_WRITTEN INSTRUCTION_.
Below are some entries. Copy each line that holds the string "Accessibility".

[Extracted data entries]

◇ ◇ ◇ ◇ ◇

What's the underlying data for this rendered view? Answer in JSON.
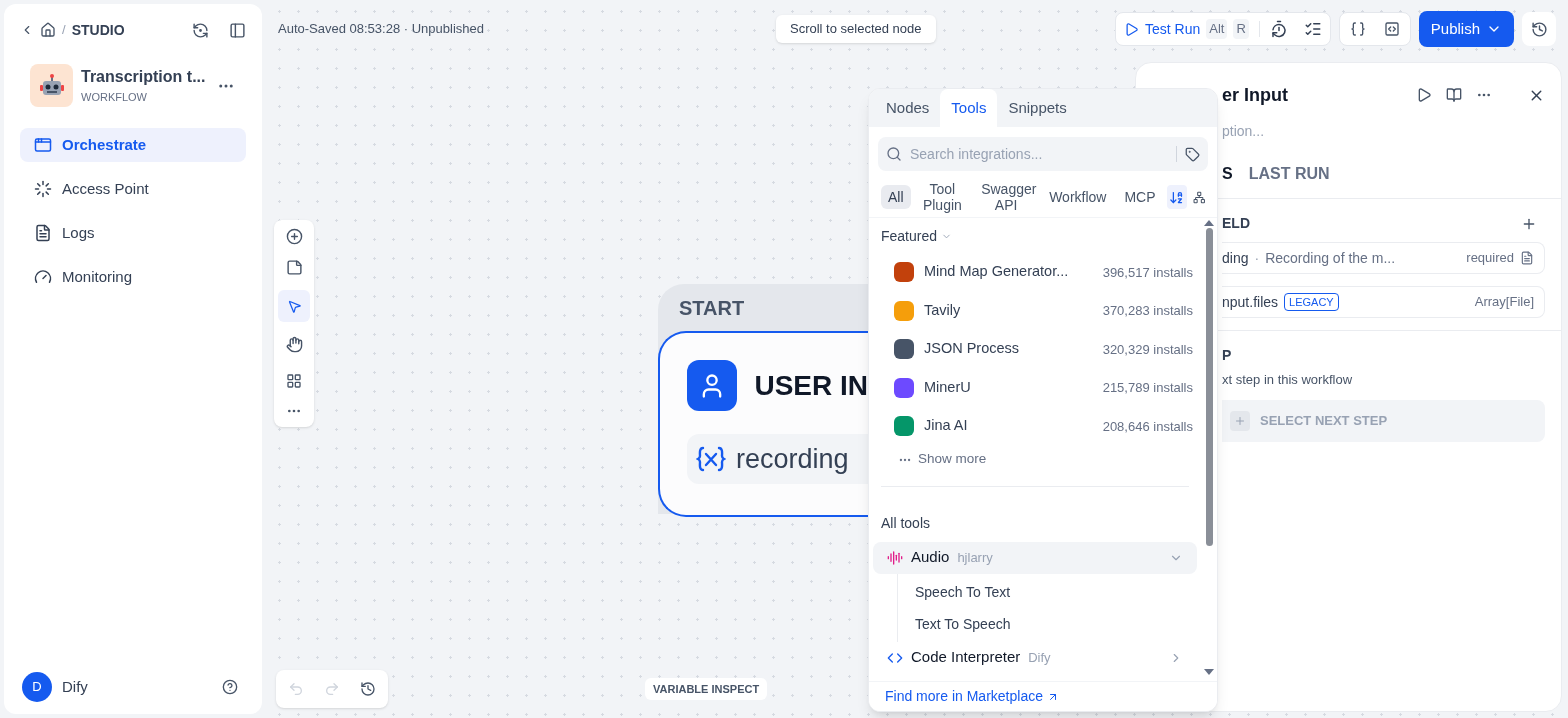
{
  "breadcrumb": {
    "separator": "/",
    "section": "STUDIO"
  },
  "app": {
    "name": "Transcription t...",
    "type": "WORKFLOW"
  },
  "nav": [
    {
      "label": "Orchestrate",
      "selected": true
    },
    {
      "label": "Access Point",
      "selected": false
    },
    {
      "label": "Logs",
      "selected": false
    },
    {
      "label": "Monitoring",
      "selected": false
    }
  ],
  "user": {
    "initial": "D",
    "name": "Dify"
  },
  "status": "Auto-Saved 08:53:28 · Unpublished",
  "scroll_button": "Scroll to selected node",
  "test_run": {
    "label": "Test Run",
    "keys": [
      "Alt",
      "R"
    ]
  },
  "publish": "Publish",
  "node": {
    "header": "START",
    "title": "USER IN",
    "variable": "recording"
  },
  "variable_inspect": "VARIABLE INSPECT",
  "picker": {
    "tabs": [
      {
        "label": "Nodes",
        "selected": false
      },
      {
        "label": "Tools",
        "selected": true
      },
      {
        "label": "Snippets",
        "selected": false
      }
    ],
    "search_placeholder": "Search integrations...",
    "filters": [
      {
        "label": "All",
        "selected": true
      },
      {
        "label": "Tool Plugin",
        "selected": false
      },
      {
        "label": "Swagger API",
        "selected": false
      },
      {
        "label": "Workflow",
        "selected": false
      },
      {
        "label": "MCP",
        "selected": false
      }
    ],
    "featured_title": "Featured",
    "featured": [
      {
        "name": "Mind Map Generator...",
        "installs": "396,517 installs",
        "color": "#c2410c"
      },
      {
        "name": "Tavily",
        "installs": "370,283 installs",
        "color": "#f59e0b"
      },
      {
        "name": "JSON Process",
        "installs": "320,329 installs",
        "color": "#475467"
      },
      {
        "name": "MinerU",
        "installs": "215,789 installs",
        "color": "#6d4aff"
      },
      {
        "name": "Jina AI",
        "installs": "208,646 installs",
        "color": "#059669"
      }
    ],
    "show_more": "Show more",
    "all_tools_title": "All tools",
    "tools": [
      {
        "name": "Audio",
        "author": "hjlarry",
        "kind": "audio",
        "expanded": true,
        "children": [
          {
            "name": "Speech To Text"
          },
          {
            "name": "Text To Speech"
          }
        ]
      },
      {
        "name": "Code Interpreter",
        "author": "Dify",
        "kind": "code",
        "expanded": false
      }
    ],
    "marketplace_link": "Find more in Marketplace"
  },
  "panel": {
    "title": "er Input",
    "description_placeholder": "ption...",
    "tabs": [
      {
        "label": "S",
        "selected": true
      },
      {
        "label": "LAST RUN",
        "selected": false
      }
    ],
    "section_title": "ELD",
    "fields": [
      {
        "name": "ding",
        "separator": "·",
        "description": "Recording of the m...",
        "meta": "required"
      },
      {
        "name": "nput.files",
        "tag": "LEGACY",
        "meta": "Array[File]"
      }
    ],
    "next_title": "P",
    "next_hint": "xt step in this workflow",
    "next_button": "SELECT NEXT STEP"
  }
}
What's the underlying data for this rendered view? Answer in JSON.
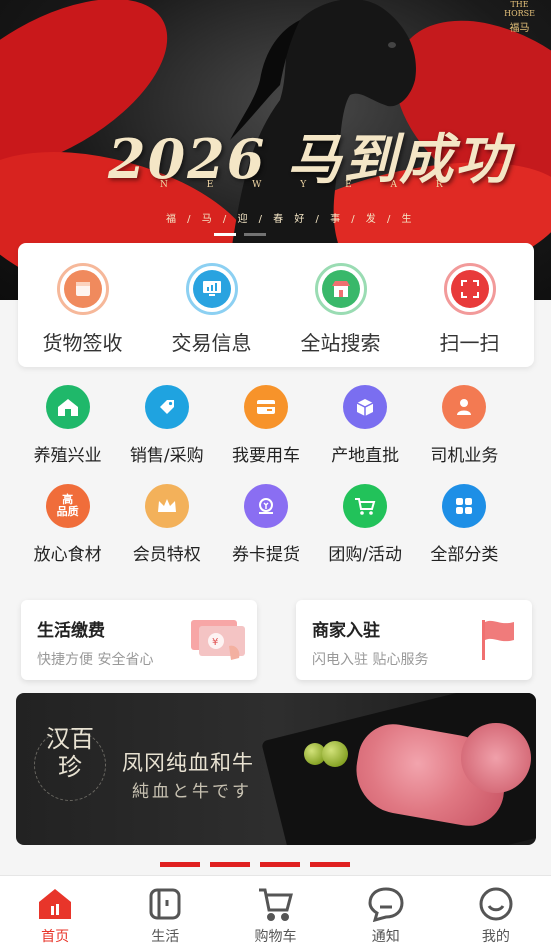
{
  "banner": {
    "brand_en_top": "THE",
    "brand_en": "HORSE",
    "brand_cn": "福马",
    "title": "2026 马到成功",
    "sub_en": "N E W Y E A R",
    "sub_cn": "福 / 马 / 迎 / 春   好 / 事 / 发 / 生",
    "slides": 2,
    "active_slide": 0
  },
  "quick_actions": [
    {
      "label": "货物签收",
      "icon": "package-icon",
      "color": "#f08a5d"
    },
    {
      "label": "交易信息",
      "icon": "monitor-icon",
      "color": "#29a3e0"
    },
    {
      "label": "全站搜索",
      "icon": "store-icon",
      "color": "#39b86a"
    },
    {
      "label": "扫一扫",
      "icon": "scan-icon",
      "color": "#e83a3a"
    }
  ],
  "categories": [
    {
      "label": "养殖兴业",
      "icon": "farm-icon",
      "color": "#1fb86a"
    },
    {
      "label": "销售/采购",
      "icon": "tag-icon",
      "color": "#1fa3e0"
    },
    {
      "label": "我要用车",
      "icon": "car-card-icon",
      "color": "#f7932a"
    },
    {
      "label": "产地直批",
      "icon": "box-icon",
      "color": "#7a6ef0"
    },
    {
      "label": "司机业务",
      "icon": "driver-icon",
      "color": "#f37a52"
    },
    {
      "label": "放心食材",
      "icon": "quality-badge-icon",
      "color": "#f06d3a",
      "text": "高品质"
    },
    {
      "label": "会员特权",
      "icon": "crown-icon",
      "color": "#f3b15a"
    },
    {
      "label": "券卡提货",
      "icon": "coupon-icon",
      "color": "#8a6ef2"
    },
    {
      "label": "团购/活动",
      "icon": "cart-icon",
      "color": "#22c25a"
    },
    {
      "label": "全部分类",
      "icon": "grid-icon",
      "color": "#1e8fe6"
    }
  ],
  "promos": [
    {
      "title": "生活缴费",
      "subtitle": "快捷方便 安全省心",
      "icon": "bill-card-icon"
    },
    {
      "title": "商家入驻",
      "subtitle": "闪电入驻 贴心服务",
      "icon": "flag-icon"
    }
  ],
  "ad": {
    "logo": "汉百珍",
    "tagline": "凤冈纯血和牛",
    "tagline_jp": "純血と牛です"
  },
  "tabs": [
    {
      "label": "首页",
      "icon": "home-icon",
      "active": true
    },
    {
      "label": "生活",
      "icon": "life-icon",
      "active": false
    },
    {
      "label": "购物车",
      "icon": "shopping-cart-icon",
      "active": false
    },
    {
      "label": "通知",
      "icon": "chat-bubble-icon",
      "active": false
    },
    {
      "label": "我的",
      "icon": "smile-icon",
      "active": false
    }
  ],
  "colors": {
    "accent": "#e8352a",
    "banner_red": "#d8231f"
  }
}
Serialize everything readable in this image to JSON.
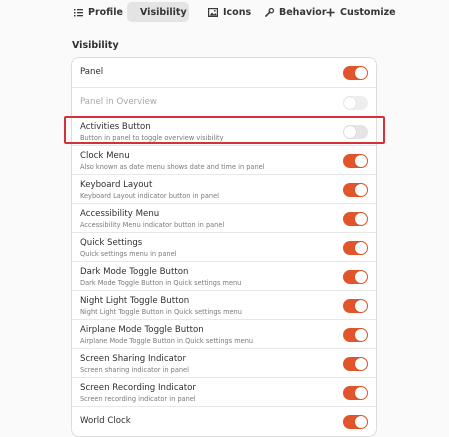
{
  "tabs": [
    {
      "label": "Profile",
      "icon": "list-icon",
      "active": false
    },
    {
      "label": "Visibility",
      "icon": "gear-icon",
      "active": true
    },
    {
      "label": "Icons",
      "icon": "image-icon",
      "active": false
    },
    {
      "label": "Behavior",
      "icon": "wrench-icon",
      "active": false
    },
    {
      "label": "Customize",
      "icon": "plus-icon",
      "active": false
    }
  ],
  "section_title": "Visibility",
  "colors": {
    "accent": "#e2552a",
    "highlight": "#d2333a"
  },
  "rows": [
    {
      "title": "Panel",
      "subtitle": "",
      "state": "on",
      "enabled": true
    },
    {
      "title": "Panel in Overview",
      "subtitle": "",
      "state": "off",
      "enabled": false
    },
    {
      "title": "Activities Button",
      "subtitle": "Button in panel to toggle overview visibility",
      "state": "off",
      "enabled": true
    },
    {
      "title": "Clock Menu",
      "subtitle": "Also known as date menu shows date and time in panel",
      "state": "on",
      "enabled": true
    },
    {
      "title": "Keyboard Layout",
      "subtitle": "Keyboard Layout indicator button in panel",
      "state": "on",
      "enabled": true
    },
    {
      "title": "Accessibility Menu",
      "subtitle": "Accessibility Menu indicator button in panel",
      "state": "on",
      "enabled": true
    },
    {
      "title": "Quick Settings",
      "subtitle": "Quick settings menu in panel",
      "state": "on",
      "enabled": true
    },
    {
      "title": "Dark Mode Toggle Button",
      "subtitle": "Dark Mode Toggle Button in Quick settings menu",
      "state": "on",
      "enabled": true
    },
    {
      "title": "Night Light Toggle Button",
      "subtitle": "Night Light Toggle Button in Quick settings menu",
      "state": "on",
      "enabled": true
    },
    {
      "title": "Airplane Mode Toggle Button",
      "subtitle": "Airplane Mode Toggle Button in Quick settings menu",
      "state": "on",
      "enabled": true
    },
    {
      "title": "Screen Sharing Indicator",
      "subtitle": "Screen sharing indicator in panel",
      "state": "on",
      "enabled": true
    },
    {
      "title": "Screen Recording Indicator",
      "subtitle": "Screen recording indicator in panel",
      "state": "on",
      "enabled": true
    },
    {
      "title": "World Clock",
      "subtitle": "",
      "state": "on",
      "enabled": true
    }
  ]
}
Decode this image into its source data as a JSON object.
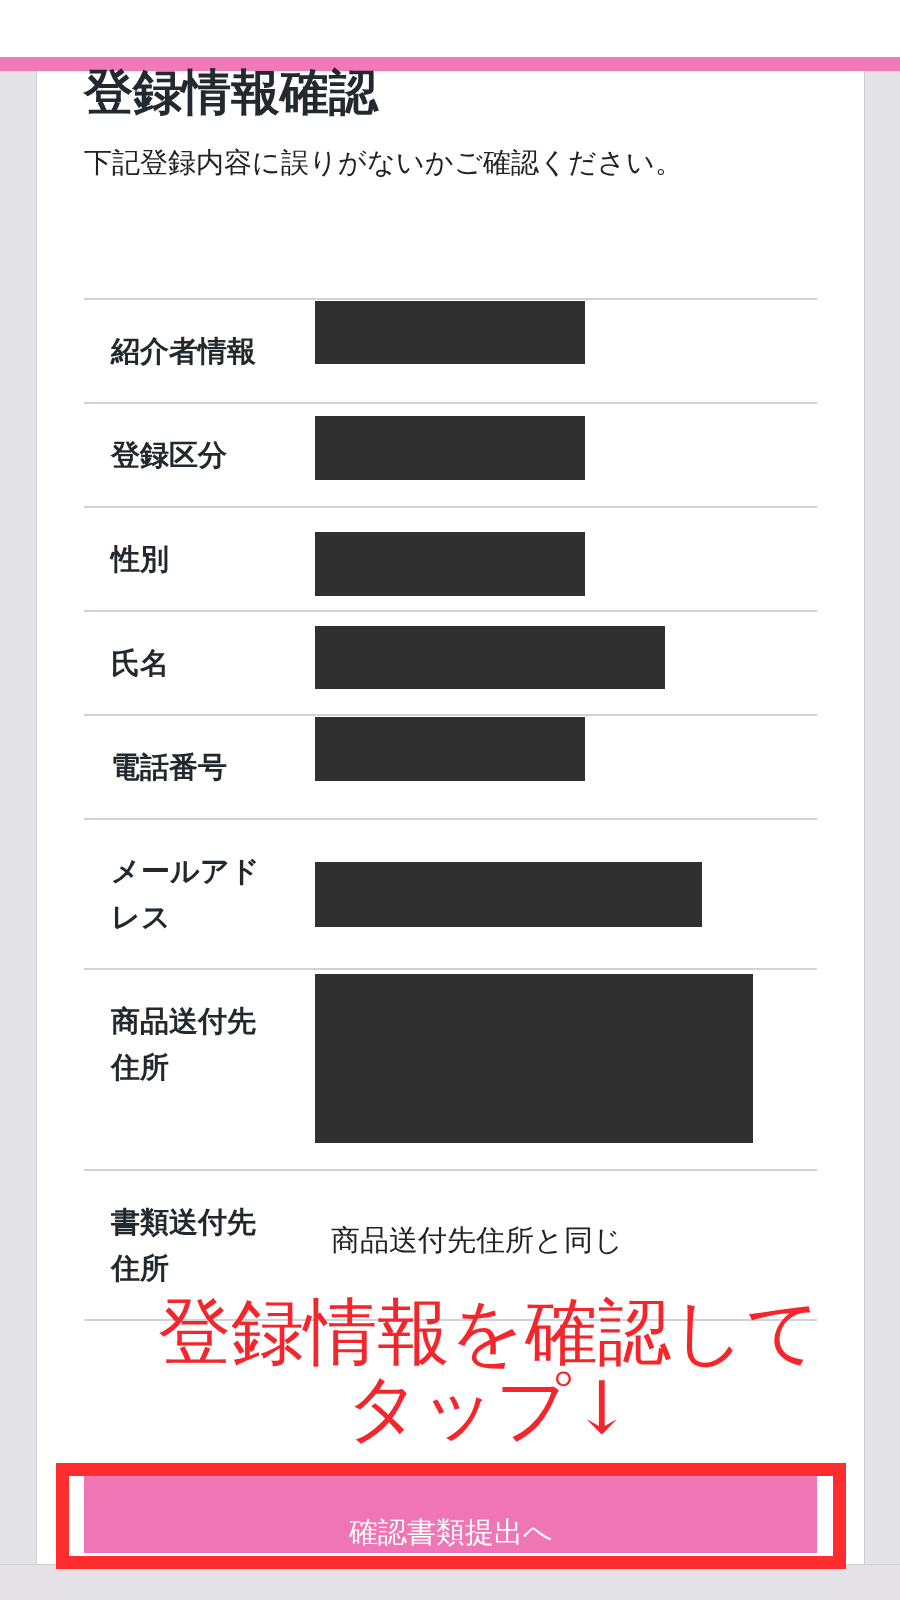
{
  "page": {
    "title": "登録情報確認",
    "description": "下記登録内容に誤りがないかご確認ください。"
  },
  "rows": [
    {
      "label": "紹介者情報",
      "kind": "redacted"
    },
    {
      "label": "登録区分",
      "kind": "redacted"
    },
    {
      "label": "性別",
      "kind": "redacted"
    },
    {
      "label": "氏名",
      "kind": "redacted"
    },
    {
      "label": "電話番号",
      "kind": "redacted"
    },
    {
      "label": "メールアドレス",
      "kind": "redacted"
    },
    {
      "label": "商品送付先住所",
      "kind": "redacted"
    },
    {
      "label": "書類送付先住所",
      "kind": "text",
      "value": "商品送付先住所と同じ"
    }
  ],
  "annotation": {
    "lines": [
      "登録情報を確認して",
      "タップ↓"
    ]
  },
  "submit_button": {
    "label": "確認書類提出へ",
    "highlighted": true
  }
}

◇ ◇ ◇ ◇ ◇

_EXERCISE RESULT_.
      "title": "Accessibility Menu",
      "subtitle": "Accessibility Menu indicator button in panel",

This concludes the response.